### [WORK TO DO]
Go through the entries below and collect each line with the string "title" in it.

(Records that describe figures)
* * *
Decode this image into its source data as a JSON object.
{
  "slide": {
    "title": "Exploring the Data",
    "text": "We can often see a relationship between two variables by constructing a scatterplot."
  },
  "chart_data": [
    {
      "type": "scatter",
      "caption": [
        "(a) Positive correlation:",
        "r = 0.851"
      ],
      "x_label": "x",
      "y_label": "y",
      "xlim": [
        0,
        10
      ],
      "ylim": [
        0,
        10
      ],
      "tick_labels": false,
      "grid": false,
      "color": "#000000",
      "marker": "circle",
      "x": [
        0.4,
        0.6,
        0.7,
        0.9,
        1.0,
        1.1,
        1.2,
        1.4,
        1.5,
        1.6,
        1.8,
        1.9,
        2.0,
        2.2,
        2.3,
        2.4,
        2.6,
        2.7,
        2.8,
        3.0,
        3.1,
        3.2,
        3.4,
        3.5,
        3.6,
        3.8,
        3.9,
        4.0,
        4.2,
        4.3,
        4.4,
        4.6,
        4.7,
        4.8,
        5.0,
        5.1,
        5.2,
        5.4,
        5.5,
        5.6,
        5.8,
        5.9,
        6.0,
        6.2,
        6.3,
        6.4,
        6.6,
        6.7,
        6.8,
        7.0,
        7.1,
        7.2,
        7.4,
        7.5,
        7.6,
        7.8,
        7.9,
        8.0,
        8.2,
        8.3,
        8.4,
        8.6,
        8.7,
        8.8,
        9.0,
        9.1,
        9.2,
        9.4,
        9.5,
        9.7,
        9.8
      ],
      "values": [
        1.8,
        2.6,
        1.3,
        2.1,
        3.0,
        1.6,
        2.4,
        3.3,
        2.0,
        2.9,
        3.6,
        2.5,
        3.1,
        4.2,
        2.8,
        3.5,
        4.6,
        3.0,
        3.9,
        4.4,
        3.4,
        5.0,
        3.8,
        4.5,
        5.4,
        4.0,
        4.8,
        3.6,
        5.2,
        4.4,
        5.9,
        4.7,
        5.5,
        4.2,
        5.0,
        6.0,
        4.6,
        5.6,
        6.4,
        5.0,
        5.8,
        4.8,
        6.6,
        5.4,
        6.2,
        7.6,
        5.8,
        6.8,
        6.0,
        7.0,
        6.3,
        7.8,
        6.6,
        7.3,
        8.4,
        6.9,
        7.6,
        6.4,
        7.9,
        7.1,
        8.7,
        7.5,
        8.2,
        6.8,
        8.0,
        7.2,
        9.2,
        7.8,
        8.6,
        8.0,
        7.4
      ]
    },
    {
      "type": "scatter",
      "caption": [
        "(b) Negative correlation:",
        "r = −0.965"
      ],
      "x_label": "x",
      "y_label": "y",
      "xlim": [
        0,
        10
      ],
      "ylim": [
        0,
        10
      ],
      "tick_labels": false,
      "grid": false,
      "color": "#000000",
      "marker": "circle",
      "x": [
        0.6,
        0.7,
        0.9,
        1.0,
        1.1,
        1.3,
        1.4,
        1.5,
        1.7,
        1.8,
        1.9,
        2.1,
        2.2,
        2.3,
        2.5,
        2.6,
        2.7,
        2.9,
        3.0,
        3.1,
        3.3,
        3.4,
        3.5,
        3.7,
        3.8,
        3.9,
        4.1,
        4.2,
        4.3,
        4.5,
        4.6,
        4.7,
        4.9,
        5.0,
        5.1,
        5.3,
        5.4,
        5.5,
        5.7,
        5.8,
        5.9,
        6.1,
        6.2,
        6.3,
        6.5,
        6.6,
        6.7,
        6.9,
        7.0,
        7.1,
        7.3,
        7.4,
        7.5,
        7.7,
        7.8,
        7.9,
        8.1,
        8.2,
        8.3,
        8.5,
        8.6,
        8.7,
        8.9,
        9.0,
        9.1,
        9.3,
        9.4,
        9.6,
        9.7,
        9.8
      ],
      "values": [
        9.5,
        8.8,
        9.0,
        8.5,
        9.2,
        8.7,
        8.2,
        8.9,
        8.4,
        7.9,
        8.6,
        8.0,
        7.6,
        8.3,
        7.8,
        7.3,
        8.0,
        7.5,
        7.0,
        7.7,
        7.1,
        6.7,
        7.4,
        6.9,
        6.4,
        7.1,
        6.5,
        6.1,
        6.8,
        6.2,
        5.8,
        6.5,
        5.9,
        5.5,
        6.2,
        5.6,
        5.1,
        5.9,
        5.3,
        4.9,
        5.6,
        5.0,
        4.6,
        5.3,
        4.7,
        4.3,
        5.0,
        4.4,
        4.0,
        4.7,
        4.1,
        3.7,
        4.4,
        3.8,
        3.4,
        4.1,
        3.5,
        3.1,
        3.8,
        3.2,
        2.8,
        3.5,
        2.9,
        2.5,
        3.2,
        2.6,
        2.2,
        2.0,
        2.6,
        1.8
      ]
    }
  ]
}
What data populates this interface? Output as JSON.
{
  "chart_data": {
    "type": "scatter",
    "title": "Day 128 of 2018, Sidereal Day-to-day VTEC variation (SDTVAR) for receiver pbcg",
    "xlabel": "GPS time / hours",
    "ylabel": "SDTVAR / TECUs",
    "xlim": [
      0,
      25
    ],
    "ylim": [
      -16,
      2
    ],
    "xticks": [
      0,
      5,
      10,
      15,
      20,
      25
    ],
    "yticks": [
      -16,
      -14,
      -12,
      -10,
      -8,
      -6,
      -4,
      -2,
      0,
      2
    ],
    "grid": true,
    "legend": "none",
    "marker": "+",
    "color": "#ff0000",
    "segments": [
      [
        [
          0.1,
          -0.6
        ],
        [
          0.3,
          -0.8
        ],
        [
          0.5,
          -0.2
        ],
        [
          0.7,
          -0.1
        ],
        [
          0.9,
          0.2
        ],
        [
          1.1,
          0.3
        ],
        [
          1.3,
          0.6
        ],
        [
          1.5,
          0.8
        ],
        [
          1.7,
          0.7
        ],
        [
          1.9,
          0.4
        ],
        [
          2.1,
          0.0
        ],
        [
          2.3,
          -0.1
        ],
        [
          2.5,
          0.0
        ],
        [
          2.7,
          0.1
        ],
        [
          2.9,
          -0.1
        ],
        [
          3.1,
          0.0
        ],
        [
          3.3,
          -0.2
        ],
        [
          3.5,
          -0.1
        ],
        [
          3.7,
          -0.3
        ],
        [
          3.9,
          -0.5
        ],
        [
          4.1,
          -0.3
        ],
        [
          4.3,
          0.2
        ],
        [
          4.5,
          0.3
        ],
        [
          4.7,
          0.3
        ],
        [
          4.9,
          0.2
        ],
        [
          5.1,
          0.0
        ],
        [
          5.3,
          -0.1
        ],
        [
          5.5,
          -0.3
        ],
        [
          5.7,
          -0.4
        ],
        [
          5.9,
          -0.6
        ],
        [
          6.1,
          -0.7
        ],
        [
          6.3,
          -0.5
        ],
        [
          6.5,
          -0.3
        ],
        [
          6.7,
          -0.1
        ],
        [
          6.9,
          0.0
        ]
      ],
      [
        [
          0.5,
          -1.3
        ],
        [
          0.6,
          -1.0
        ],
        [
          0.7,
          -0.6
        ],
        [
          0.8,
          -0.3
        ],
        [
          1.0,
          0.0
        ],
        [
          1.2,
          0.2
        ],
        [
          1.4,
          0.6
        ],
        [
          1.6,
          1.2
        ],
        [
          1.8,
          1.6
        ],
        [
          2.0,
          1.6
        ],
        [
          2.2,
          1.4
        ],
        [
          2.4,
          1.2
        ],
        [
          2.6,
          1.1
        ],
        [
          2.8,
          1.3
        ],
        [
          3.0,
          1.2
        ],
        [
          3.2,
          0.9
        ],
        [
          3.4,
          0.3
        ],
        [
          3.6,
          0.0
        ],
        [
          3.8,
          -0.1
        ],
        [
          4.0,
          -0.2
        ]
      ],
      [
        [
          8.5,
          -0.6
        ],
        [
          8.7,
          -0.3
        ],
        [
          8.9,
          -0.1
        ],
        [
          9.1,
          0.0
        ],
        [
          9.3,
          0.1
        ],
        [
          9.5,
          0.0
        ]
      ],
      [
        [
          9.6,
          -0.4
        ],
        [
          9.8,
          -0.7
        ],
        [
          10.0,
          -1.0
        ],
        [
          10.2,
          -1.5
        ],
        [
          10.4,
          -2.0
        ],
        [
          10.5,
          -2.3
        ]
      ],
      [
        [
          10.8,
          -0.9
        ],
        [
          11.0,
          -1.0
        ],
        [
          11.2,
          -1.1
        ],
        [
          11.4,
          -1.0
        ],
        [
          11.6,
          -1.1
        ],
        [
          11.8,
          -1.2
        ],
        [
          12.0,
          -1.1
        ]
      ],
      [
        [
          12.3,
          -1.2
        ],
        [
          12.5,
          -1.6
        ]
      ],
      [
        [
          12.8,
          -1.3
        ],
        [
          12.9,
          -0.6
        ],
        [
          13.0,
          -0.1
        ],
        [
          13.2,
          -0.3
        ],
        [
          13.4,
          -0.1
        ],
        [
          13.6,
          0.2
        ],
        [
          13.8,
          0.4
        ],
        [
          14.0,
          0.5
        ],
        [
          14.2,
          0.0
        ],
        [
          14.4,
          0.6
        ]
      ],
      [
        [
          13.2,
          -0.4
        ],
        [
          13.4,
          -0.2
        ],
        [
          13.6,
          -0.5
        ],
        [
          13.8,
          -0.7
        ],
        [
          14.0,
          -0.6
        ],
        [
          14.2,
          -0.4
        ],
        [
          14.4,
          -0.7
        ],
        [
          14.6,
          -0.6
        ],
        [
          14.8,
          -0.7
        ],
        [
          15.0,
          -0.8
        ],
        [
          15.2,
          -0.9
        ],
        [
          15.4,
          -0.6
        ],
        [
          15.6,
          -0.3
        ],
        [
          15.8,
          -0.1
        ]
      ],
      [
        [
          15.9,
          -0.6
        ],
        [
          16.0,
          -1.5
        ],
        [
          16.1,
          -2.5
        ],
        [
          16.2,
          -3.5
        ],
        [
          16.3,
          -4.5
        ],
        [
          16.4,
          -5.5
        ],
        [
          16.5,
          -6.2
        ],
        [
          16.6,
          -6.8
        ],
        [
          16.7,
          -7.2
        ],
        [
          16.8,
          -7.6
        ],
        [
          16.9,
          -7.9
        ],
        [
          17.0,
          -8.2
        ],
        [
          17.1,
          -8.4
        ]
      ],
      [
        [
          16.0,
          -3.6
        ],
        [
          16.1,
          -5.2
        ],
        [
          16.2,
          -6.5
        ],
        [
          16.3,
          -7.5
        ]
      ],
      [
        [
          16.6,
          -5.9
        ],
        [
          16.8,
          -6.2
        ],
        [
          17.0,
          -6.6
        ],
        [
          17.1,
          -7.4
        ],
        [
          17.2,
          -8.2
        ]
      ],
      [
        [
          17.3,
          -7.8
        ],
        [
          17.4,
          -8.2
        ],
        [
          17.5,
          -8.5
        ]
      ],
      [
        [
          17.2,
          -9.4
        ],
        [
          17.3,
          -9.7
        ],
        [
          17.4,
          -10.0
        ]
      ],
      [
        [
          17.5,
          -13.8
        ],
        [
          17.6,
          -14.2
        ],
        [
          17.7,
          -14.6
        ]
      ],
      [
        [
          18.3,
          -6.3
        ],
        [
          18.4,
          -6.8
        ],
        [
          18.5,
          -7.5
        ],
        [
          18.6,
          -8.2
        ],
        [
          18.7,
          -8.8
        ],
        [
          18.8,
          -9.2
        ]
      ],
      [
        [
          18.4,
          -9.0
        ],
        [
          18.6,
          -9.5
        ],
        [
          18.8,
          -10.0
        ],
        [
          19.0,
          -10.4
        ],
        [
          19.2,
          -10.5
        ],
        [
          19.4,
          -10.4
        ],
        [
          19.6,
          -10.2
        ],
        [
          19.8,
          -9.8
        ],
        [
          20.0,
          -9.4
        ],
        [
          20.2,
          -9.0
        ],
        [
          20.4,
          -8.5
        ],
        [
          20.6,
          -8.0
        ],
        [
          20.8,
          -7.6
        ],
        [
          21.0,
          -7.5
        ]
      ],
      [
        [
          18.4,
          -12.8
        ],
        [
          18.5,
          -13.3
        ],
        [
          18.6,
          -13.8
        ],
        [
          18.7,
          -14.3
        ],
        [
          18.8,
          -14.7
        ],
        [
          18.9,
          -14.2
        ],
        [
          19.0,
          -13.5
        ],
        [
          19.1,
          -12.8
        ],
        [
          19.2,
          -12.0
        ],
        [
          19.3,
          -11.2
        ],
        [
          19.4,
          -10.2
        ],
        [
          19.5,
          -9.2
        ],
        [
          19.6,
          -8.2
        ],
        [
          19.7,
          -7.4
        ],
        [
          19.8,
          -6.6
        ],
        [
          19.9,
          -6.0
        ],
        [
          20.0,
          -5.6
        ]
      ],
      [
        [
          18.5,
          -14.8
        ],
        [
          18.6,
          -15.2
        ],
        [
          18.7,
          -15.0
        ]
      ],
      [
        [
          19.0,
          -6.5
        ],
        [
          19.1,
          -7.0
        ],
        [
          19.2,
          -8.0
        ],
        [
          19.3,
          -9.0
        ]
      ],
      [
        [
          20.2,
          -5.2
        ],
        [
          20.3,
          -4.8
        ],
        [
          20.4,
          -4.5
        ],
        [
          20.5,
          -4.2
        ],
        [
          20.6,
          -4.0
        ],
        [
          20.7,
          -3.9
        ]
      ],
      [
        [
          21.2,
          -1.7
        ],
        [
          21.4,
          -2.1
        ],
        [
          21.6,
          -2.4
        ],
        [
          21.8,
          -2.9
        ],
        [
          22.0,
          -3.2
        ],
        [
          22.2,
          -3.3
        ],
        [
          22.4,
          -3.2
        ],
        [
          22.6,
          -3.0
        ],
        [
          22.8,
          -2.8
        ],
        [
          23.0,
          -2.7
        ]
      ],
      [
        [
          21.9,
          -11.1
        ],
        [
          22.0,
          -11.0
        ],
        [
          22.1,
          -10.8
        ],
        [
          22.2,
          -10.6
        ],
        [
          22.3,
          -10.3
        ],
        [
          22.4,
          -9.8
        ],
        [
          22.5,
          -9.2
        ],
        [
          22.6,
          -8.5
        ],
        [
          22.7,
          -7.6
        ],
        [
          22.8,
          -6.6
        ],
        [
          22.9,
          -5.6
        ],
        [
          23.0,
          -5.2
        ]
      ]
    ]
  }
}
* * *
### [THE REPLY]
    "title": "Exploring the Data",
    "title": "Day 128 of 2018, Sidereal Day-to-day VTEC variation (SDTVAR) for receiver pbcg",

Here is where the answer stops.